EXERCISE OBJECTIVE:
The material below should be written out in full and exactly; pictures stay out of the copy.

DATA ENTRIES:
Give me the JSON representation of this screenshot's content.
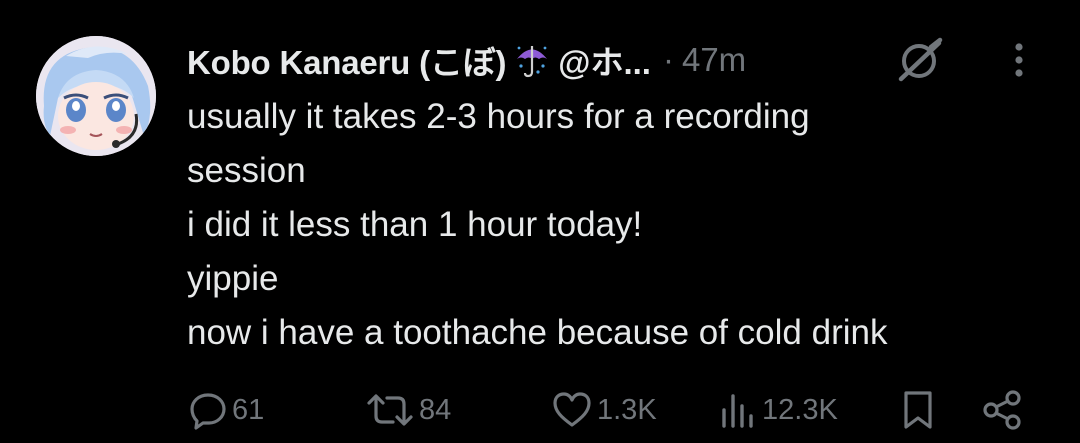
{
  "post": {
    "author": {
      "display_name": "Kobo Kanaeru (こぼ)",
      "handle": "@ホ...",
      "badge_emoji": "umbrella-rain-emoji"
    },
    "separator": "·",
    "timestamp": "47m",
    "lines": [
      "usually it takes 2-3 hours for a recording",
      "session",
      "i did it less than 1 hour today!",
      "yippie",
      "now i have a toothache because of cold drink"
    ],
    "stats": {
      "replies": "61",
      "reposts": "84",
      "likes": "1.3K",
      "views": "12.3K"
    }
  },
  "colors": {
    "background": "#000000",
    "primary_text": "#e7e9ea",
    "secondary_text": "#71767b",
    "umbrella": "#8e5bd6"
  },
  "icons": [
    "grok-icon",
    "more-icon",
    "reply-icon",
    "repost-icon",
    "like-icon",
    "views-icon",
    "bookmark-icon",
    "share-icon"
  ]
}
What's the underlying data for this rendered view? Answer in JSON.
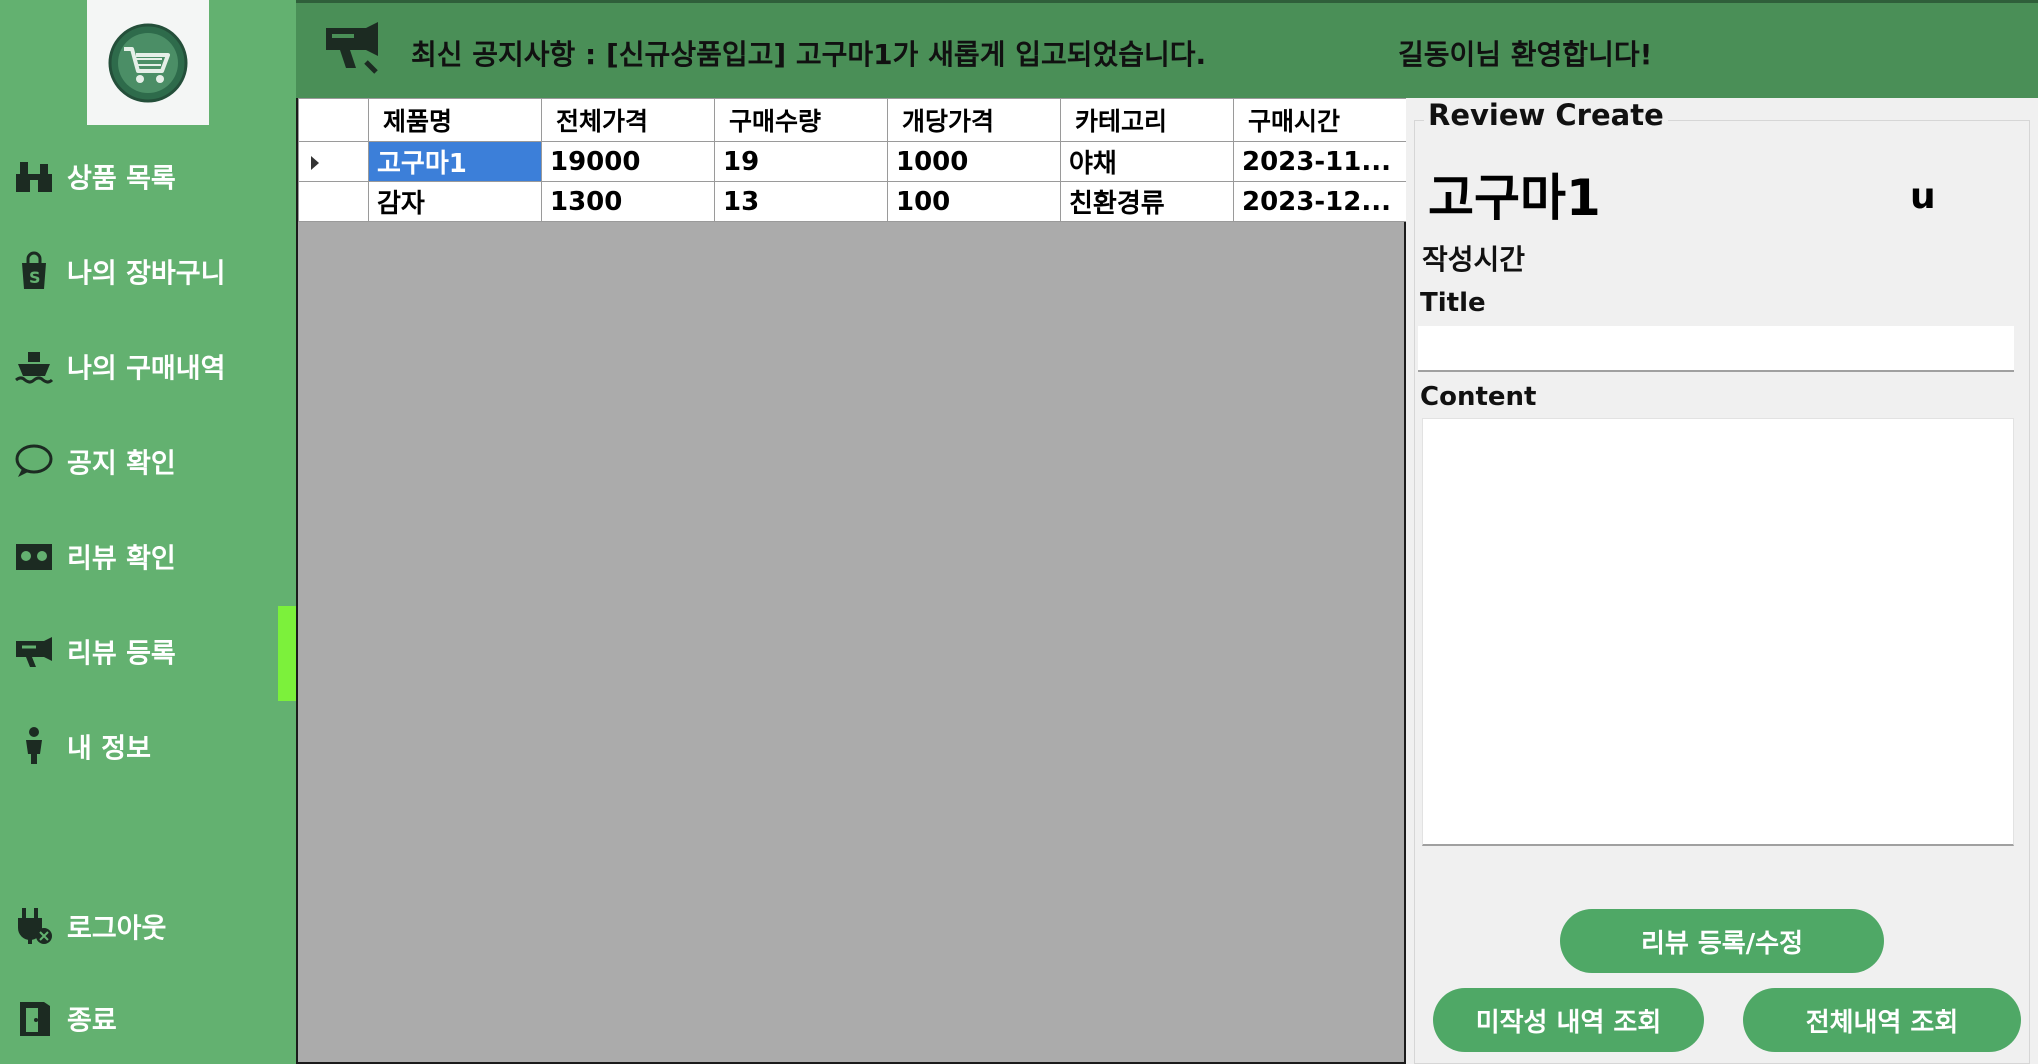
{
  "header": {
    "notice": "최신 공지사항 : [신규상품입고] 고구마1가 새롭게 입고되었습니다.",
    "welcome": "길동이님 환영합니다!"
  },
  "sidebar": {
    "items": [
      {
        "label": "상품 목록",
        "icon": "store-icon"
      },
      {
        "label": "나의 장바구니",
        "icon": "shopping-bag-icon"
      },
      {
        "label": "나의 구매내역",
        "icon": "ship-icon"
      },
      {
        "label": "공지 확인",
        "icon": "chat-bubble-icon"
      },
      {
        "label": "리뷰 확인",
        "icon": "review-icon"
      },
      {
        "label": "리뷰 등록",
        "icon": "megaphone-icon"
      },
      {
        "label": "내 정보",
        "icon": "person-icon"
      },
      {
        "label": "로그아웃",
        "icon": "plug-x-icon"
      },
      {
        "label": "종료",
        "icon": "exit-door-icon"
      }
    ],
    "active": "리뷰 등록"
  },
  "grid": {
    "columns": [
      "제품명",
      "전체가격",
      "구매수량",
      "개당가격",
      "카테고리",
      "구매시간"
    ],
    "rows": [
      [
        "고구마1",
        "19000",
        "19",
        "1000",
        "야채",
        "2023-11..."
      ],
      [
        "감자",
        "1300",
        "13",
        "100",
        "친환경류",
        "2023-12..."
      ]
    ],
    "selected_row": 0
  },
  "review": {
    "legend": "Review Create",
    "product_name": "고구마1",
    "user_id": "u",
    "written_time_label": "작성시간",
    "title_label": "Title",
    "title_value": "",
    "content_label": "Content",
    "content_value": ""
  },
  "buttons": {
    "register": "리뷰 등록/수정",
    "unwritten": "미작성 내역 조회",
    "all": "전체내역 조회"
  },
  "colors": {
    "sidebar": "#63b170",
    "header": "#4a8f57",
    "active_indicator": "#7cf13b",
    "button": "#4fa866",
    "selection": "#3c7fd9"
  }
}
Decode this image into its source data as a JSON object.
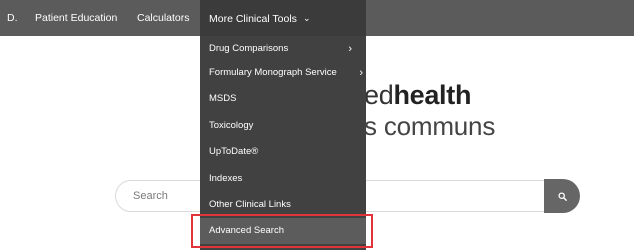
{
  "navbar": {
    "items": [
      {
        "label": "D."
      },
      {
        "label": "Patient Education"
      },
      {
        "label": "Calculators"
      },
      {
        "label": "More Clinical Tools"
      }
    ],
    "active_chevron": "⌄"
  },
  "hero": {
    "line1_prefix": "ed",
    "line1_bold": "health",
    "line2": "s communs"
  },
  "search": {
    "placeholder": "Search",
    "button_icon": "search-icon"
  },
  "dropdown": {
    "items": [
      {
        "label": "Drug Comparisons",
        "has_submenu": true
      },
      {
        "label": "Formulary Monograph Service",
        "has_submenu": true
      },
      {
        "label": "MSDS",
        "has_submenu": false
      },
      {
        "label": "Toxicology",
        "has_submenu": false
      },
      {
        "label": "UpToDate®",
        "has_submenu": false
      },
      {
        "label": "Indexes",
        "has_submenu": false
      },
      {
        "label": "Other Clinical Links",
        "has_submenu": false
      },
      {
        "label": "Advanced Search",
        "has_submenu": false,
        "highlighted": true
      }
    ],
    "submenu_arrow": "›"
  },
  "colors": {
    "navbar": "#5b5b5b",
    "dropdown": "#414141",
    "highlight": "#e0333a",
    "search_button": "#666666"
  }
}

EXERCISE RESPONSE:
Give me the JSON representation of this screenshot's content.
{
  "post": {
    "author": {
      "display_name": "Kobo Kanaeru (こぼ)",
      "handle": "@ホ...",
      "badge_emoji": "umbrella-rain-emoji"
    },
    "separator": "·",
    "timestamp": "47m",
    "lines": [
      "usually it takes 2-3 hours for a recording",
      "session",
      "i did it less than 1 hour today!",
      "yippie",
      "now i have a toothache because of cold drink"
    ],
    "stats": {
      "replies": "61",
      "reposts": "84",
      "likes": "1.3K",
      "views": "12.3K"
    }
  },
  "colors": {
    "background": "#000000",
    "primary_text": "#e7e9ea",
    "secondary_text": "#71767b",
    "umbrella": "#8e5bd6"
  },
  "icons": [
    "grok-icon",
    "more-icon",
    "reply-icon",
    "repost-icon",
    "like-icon",
    "views-icon",
    "bookmark-icon",
    "share-icon"
  ]
}
What's the underlying data for this rendered view? Answer in JSON.
{
  "header": {
    "notice": "최신 공지사항 : [신규상품입고] 고구마1가 새롭게 입고되었습니다.",
    "welcome": "길동이님 환영합니다!"
  },
  "sidebar": {
    "items": [
      {
        "label": "상품 목록",
        "icon": "store-icon"
      },
      {
        "label": "나의 장바구니",
        "icon": "shopping-bag-icon"
      },
      {
        "label": "나의 구매내역",
        "icon": "ship-icon"
      },
      {
        "label": "공지 확인",
        "icon": "chat-bubble-icon"
      },
      {
        "label": "리뷰 확인",
        "icon": "review-icon"
      },
      {
        "label": "리뷰 등록",
        "icon": "megaphone-icon"
      },
      {
        "label": "내 정보",
        "icon": "person-icon"
      },
      {
        "label": "로그아웃",
        "icon": "plug-x-icon"
      },
      {
        "label": "종료",
        "icon": "exit-door-icon"
      }
    ],
    "active": "리뷰 등록"
  },
  "grid": {
    "columns": [
      "제품명",
      "전체가격",
      "구매수량",
      "개당가격",
      "카테고리",
      "구매시간"
    ],
    "rows": [
      [
        "고구마1",
        "19000",
        "19",
        "1000",
        "야채",
        "2023-11..."
      ],
      [
        "감자",
        "1300",
        "13",
        "100",
        "친환경류",
        "2023-12..."
      ]
    ],
    "selected_row": 0
  },
  "review": {
    "legend": "Review Create",
    "product_name": "고구마1",
    "user_id": "u",
    "written_time_label": "작성시간",
    "title_label": "Title",
    "title_value": "",
    "content_label": "Content",
    "content_value": ""
  },
  "buttons": {
    "register": "리뷰 등록/수정",
    "unwritten": "미작성 내역 조회",
    "all": "전체내역 조회"
  },
  "colors": {
    "sidebar": "#63b170",
    "header": "#4a8f57",
    "active_indicator": "#7cf13b",
    "button": "#4fa866",
    "selection": "#3c7fd9"
  }
}
Decode this image into its source data as a JSON object.
{
  "navbar": {
    "items": [
      {
        "label": "D."
      },
      {
        "label": "Patient Education"
      },
      {
        "label": "Calculators"
      },
      {
        "label": "More Clinical Tools"
      }
    ],
    "active_chevron": "⌄"
  },
  "hero": {
    "line1_prefix": "ed",
    "line1_bold": "health",
    "line2": "s communs"
  },
  "search": {
    "placeholder": "Search",
    "button_icon": "search-icon"
  },
  "dropdown": {
    "items": [
      {
        "label": "Drug Comparisons",
        "has_submenu": true
      },
      {
        "label": "Formulary Monograph Service",
        "has_submenu": true
      },
      {
        "label": "MSDS",
        "has_submenu": false
      },
      {
        "label": "Toxicology",
        "has_submenu": false
      },
      {
        "label": "UpToDate®",
        "has_submenu": false
      },
      {
        "label": "Indexes",
        "has_submenu": false
      },
      {
        "label": "Other Clinical Links",
        "has_submenu": false
      },
      {
        "label": "Advanced Search",
        "has_submenu": false,
        "highlighted": true
      }
    ],
    "submenu_arrow": "›"
  },
  "colors": {
    "navbar": "#5b5b5b",
    "dropdown": "#414141",
    "highlight": "#e0333a",
    "search_button": "#666666"
  }
}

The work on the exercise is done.